--- START Entries shown ---
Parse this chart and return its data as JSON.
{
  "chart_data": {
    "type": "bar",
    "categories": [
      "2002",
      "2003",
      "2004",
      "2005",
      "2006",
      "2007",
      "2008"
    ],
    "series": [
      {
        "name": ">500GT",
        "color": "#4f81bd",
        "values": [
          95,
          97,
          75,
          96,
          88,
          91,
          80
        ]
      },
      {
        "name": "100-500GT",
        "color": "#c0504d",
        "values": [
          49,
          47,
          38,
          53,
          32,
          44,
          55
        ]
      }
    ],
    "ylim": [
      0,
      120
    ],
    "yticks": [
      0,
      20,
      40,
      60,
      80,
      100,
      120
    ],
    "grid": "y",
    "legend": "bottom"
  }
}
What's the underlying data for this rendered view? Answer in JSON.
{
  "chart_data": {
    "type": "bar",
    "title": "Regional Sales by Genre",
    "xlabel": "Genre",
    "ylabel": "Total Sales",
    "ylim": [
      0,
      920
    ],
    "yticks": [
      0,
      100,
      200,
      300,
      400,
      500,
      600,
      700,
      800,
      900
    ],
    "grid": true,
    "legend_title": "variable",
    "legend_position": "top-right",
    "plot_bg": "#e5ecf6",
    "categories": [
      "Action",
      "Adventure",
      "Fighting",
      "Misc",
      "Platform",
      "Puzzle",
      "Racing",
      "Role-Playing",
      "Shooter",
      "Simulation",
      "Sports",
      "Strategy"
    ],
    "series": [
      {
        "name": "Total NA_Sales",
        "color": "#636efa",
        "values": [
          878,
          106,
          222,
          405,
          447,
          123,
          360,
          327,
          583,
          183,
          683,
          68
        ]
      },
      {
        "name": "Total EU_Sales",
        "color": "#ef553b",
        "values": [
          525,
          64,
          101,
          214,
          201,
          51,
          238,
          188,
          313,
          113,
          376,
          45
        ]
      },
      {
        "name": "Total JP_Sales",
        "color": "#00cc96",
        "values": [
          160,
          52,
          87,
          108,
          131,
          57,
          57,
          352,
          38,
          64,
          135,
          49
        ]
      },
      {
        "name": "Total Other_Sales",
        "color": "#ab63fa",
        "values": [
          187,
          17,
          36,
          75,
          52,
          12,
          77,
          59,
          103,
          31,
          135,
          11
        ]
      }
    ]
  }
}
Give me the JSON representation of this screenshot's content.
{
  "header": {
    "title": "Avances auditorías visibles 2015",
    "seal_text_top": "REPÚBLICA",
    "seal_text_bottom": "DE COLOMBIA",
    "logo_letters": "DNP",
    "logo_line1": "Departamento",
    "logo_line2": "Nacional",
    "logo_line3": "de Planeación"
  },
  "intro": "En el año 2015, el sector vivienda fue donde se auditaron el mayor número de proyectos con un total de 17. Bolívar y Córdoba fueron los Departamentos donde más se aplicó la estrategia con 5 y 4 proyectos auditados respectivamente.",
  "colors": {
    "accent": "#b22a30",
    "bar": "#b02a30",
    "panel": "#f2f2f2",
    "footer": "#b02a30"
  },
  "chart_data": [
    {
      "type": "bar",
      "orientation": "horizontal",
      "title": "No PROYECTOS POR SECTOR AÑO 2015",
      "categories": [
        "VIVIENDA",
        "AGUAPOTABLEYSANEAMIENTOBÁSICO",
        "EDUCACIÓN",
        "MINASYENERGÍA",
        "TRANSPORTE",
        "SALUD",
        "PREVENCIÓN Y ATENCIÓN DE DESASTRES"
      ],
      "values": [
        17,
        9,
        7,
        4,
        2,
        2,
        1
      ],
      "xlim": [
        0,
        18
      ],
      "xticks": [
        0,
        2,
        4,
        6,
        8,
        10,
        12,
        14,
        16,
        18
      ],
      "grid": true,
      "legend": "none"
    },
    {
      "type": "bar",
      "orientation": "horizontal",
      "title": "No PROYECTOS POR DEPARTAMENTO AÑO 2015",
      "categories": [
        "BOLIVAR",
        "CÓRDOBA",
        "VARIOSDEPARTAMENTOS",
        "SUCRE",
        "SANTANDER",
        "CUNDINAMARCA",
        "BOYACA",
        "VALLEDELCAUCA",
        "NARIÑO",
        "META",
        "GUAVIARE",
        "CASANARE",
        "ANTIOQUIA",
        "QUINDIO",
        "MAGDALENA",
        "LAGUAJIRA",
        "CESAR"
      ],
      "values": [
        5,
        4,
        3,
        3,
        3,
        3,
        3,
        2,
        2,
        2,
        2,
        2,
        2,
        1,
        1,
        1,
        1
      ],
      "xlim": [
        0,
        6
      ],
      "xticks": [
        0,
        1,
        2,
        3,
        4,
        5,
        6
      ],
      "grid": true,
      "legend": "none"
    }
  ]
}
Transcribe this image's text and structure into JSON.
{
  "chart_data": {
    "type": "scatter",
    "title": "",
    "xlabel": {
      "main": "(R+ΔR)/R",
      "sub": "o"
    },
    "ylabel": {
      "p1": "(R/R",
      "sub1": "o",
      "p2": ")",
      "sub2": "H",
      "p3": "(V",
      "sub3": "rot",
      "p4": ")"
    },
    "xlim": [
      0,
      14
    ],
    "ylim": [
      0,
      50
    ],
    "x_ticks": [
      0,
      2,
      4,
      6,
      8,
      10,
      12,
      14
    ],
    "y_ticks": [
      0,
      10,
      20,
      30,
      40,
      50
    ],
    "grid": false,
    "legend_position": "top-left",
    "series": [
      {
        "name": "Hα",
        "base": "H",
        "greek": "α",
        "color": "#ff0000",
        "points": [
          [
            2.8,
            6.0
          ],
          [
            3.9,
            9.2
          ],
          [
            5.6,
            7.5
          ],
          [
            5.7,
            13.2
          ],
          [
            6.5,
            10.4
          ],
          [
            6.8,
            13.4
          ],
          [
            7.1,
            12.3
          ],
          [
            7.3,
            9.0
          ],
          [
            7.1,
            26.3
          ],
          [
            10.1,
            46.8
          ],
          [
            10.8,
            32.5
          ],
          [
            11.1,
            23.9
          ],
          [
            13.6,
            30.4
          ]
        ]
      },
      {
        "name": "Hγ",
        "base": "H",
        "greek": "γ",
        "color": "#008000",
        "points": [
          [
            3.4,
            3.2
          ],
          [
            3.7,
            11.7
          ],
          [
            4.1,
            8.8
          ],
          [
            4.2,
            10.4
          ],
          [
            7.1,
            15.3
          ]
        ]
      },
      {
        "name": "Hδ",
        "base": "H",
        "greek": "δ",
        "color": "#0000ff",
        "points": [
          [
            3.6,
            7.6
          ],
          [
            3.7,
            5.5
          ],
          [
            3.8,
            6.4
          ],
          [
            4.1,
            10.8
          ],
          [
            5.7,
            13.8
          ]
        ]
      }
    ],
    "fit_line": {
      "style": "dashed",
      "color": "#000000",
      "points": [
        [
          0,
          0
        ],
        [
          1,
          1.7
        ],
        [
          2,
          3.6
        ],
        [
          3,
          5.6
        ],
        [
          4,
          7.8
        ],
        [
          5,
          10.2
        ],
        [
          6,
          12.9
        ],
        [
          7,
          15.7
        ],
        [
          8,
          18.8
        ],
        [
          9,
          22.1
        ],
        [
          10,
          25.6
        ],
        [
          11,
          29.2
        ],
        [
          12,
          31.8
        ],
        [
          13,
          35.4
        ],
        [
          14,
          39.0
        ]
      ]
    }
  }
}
--- END Entries shown ---
■ **Your instructions**:
Print the listing above in full, exactly as it is.

■ **Solution**:
Parse this chart and return its data as JSON.
{
  "chart_data": {
    "type": "bar",
    "categories": [
      "2002",
      "2003",
      "2004",
      "2005",
      "2006",
      "2007",
      "2008"
    ],
    "series": [
      {
        "name": ">500GT",
        "color": "#4f81bd",
        "values": [
          95,
          97,
          75,
          96,
          88,
          91,
          80
        ]
      },
      {
        "name": "100-500GT",
        "color": "#c0504d",
        "values": [
          49,
          47,
          38,
          53,
          32,
          44,
          55
        ]
      }
    ],
    "ylim": [
      0,
      120
    ],
    "yticks": [
      0,
      20,
      40,
      60,
      80,
      100,
      120
    ],
    "grid": "y",
    "legend": "bottom"
  }
}
What's the underlying data for this rendered view? Answer in JSON.
{
  "chart_data": {
    "type": "bar",
    "title": "Regional Sales by Genre",
    "xlabel": "Genre",
    "ylabel": "Total Sales",
    "ylim": [
      0,
      920
    ],
    "yticks": [
      0,
      100,
      200,
      300,
      400,
      500,
      600,
      700,
      800,
      900
    ],
    "grid": true,
    "legend_title": "variable",
    "legend_position": "top-right",
    "plot_bg": "#e5ecf6",
    "categories": [
      "Action",
      "Adventure",
      "Fighting",
      "Misc",
      "Platform",
      "Puzzle",
      "Racing",
      "Role-Playing",
      "Shooter",
      "Simulation",
      "Sports",
      "Strategy"
    ],
    "series": [
      {
        "name": "Total NA_Sales",
        "color": "#636efa",
        "values": [
          878,
          106,
          222,
          405,
          447,
          123,
          360,
          327,
          583,
          183,
          683,
          68
        ]
      },
      {
        "name": "Total EU_Sales",
        "color": "#ef553b",
        "values": [
          525,
          64,
          101,
          214,
          201,
          51,
          238,
          188,
          313,
          113,
          376,
          45
        ]
      },
      {
        "name": "Total JP_Sales",
        "color": "#00cc96",
        "values": [
          160,
          52,
          87,
          108,
          131,
          57,
          57,
          352,
          38,
          64,
          135,
          49
        ]
      },
      {
        "name": "Total Other_Sales",
        "color": "#ab63fa",
        "values": [
          187,
          17,
          36,
          75,
          52,
          12,
          77,
          59,
          103,
          31,
          135,
          11
        ]
      }
    ]
  }
}
Give me the JSON representation of this screenshot's content.
{
  "header": {
    "title": "Avances auditorías visibles 2015",
    "seal_text_top": "REPÚBLICA",
    "seal_text_bottom": "DE COLOMBIA",
    "logo_letters": "DNP",
    "logo_line1": "Departamento",
    "logo_line2": "Nacional",
    "logo_line3": "de Planeación"
  },
  "intro": "En el año 2015, el sector vivienda fue donde se auditaron el mayor número de proyectos con un total de 17. Bolívar y Córdoba fueron los Departamentos donde más se aplicó la estrategia con 5 y 4 proyectos auditados respectivamente.",
  "colors": {
    "accent": "#b22a30",
    "bar": "#b02a30",
    "panel": "#f2f2f2",
    "footer": "#b02a30"
  },
  "chart_data": [
    {
      "type": "bar",
      "orientation": "horizontal",
      "title": "No PROYECTOS POR SECTOR AÑO 2015",
      "categories": [
        "VIVIENDA",
        "AGUAPOTABLEYSANEAMIENTOBÁSICO",
        "EDUCACIÓN",
        "MINASYENERGÍA",
        "TRANSPORTE",
        "SALUD",
        "PREVENCIÓN Y ATENCIÓN DE DESASTRES"
      ],
      "values": [
        17,
        9,
        7,
        4,
        2,
        2,
        1
      ],
      "xlim": [
        0,
        18
      ],
      "xticks": [
        0,
        2,
        4,
        6,
        8,
        10,
        12,
        14,
        16,
        18
      ],
      "grid": true,
      "legend": "none"
    },
    {
      "type": "bar",
      "orientation": "horizontal",
      "title": "No PROYECTOS POR DEPARTAMENTO AÑO 2015",
      "categories": [
        "BOLIVAR",
        "CÓRDOBA",
        "VARIOSDEPARTAMENTOS",
        "SUCRE",
        "SANTANDER",
        "CUNDINAMARCA",
        "BOYACA",
        "VALLEDELCAUCA",
        "NARIÑO",
        "META",
        "GUAVIARE",
        "CASANARE",
        "ANTIOQUIA",
        "QUINDIO",
        "MAGDALENA",
        "LAGUAJIRA",
        "CESAR"
      ],
      "values": [
        5,
        4,
        3,
        3,
        3,
        3,
        3,
        2,
        2,
        2,
        2,
        2,
        2,
        1,
        1,
        1,
        1
      ],
      "xlim": [
        0,
        6
      ],
      "xticks": [
        0,
        1,
        2,
        3,
        4,
        5,
        6
      ],
      "grid": true,
      "legend": "none"
    }
  ]
}
Transcribe this image's text and structure into JSON.
{
  "chart_data": {
    "type": "scatter",
    "title": "",
    "xlabel": {
      "main": "(R+ΔR)/R",
      "sub": "o"
    },
    "ylabel": {
      "p1": "(R/R",
      "sub1": "o",
      "p2": ")",
      "sub2": "H",
      "p3": "(V",
      "sub3": "rot",
      "p4": ")"
    },
    "xlim": [
      0,
      14
    ],
    "ylim": [
      0,
      50
    ],
    "x_ticks": [
      0,
      2,
      4,
      6,
      8,
      10,
      12,
      14
    ],
    "y_ticks": [
      0,
      10,
      20,
      30,
      40,
      50
    ],
    "grid": false,
    "legend_position": "top-left",
    "series": [
      {
        "name": "Hα",
        "base": "H",
        "greek": "α",
        "color": "#ff0000",
        "points": [
          [
            2.8,
            6.0
          ],
          [
            3.9,
            9.2
          ],
          [
            5.6,
            7.5
          ],
          [
            5.7,
            13.2
          ],
          [
            6.5,
            10.4
          ],
          [
            6.8,
            13.4
          ],
          [
            7.1,
            12.3
          ],
          [
            7.3,
            9.0
          ],
          [
            7.1,
            26.3
          ],
          [
            10.1,
            46.8
          ],
          [
            10.8,
            32.5
          ],
          [
            11.1,
            23.9
          ],
          [
            13.6,
            30.4
          ]
        ]
      },
      {
        "name": "Hγ",
        "base": "H",
        "greek": "γ",
        "color": "#008000",
        "points": [
          [
            3.4,
            3.2
          ],
          [
            3.7,
            11.7
          ],
          [
            4.1,
            8.8
          ],
          [
            4.2,
            10.4
          ],
          [
            7.1,
            15.3
          ]
        ]
      },
      {
        "name": "Hδ",
        "base": "H",
        "greek": "δ",
        "color": "#0000ff",
        "points": [
          [
            3.6,
            7.6
          ],
          [
            3.7,
            5.5
          ],
          [
            3.8,
            6.4
          ],
          [
            4.1,
            10.8
          ],
          [
            5.7,
            13.8
          ]
        ]
      }
    ],
    "fit_line": {
      "style": "dashed",
      "color": "#000000",
      "points": [
        [
          0,
          0
        ],
        [
          1,
          1.7
        ],
        [
          2,
          3.6
        ],
        [
          3,
          5.6
        ],
        [
          4,
          7.8
        ],
        [
          5,
          10.2
        ],
        [
          6,
          12.9
        ],
        [
          7,
          15.7
        ],
        [
          8,
          18.8
        ],
        [
          9,
          22.1
        ],
        [
          10,
          25.6
        ],
        [
          11,
          29.2
        ],
        [
          12,
          31.8
        ],
        [
          13,
          35.4
        ],
        [
          14,
          39.0
        ]
      ]
    }
  }
}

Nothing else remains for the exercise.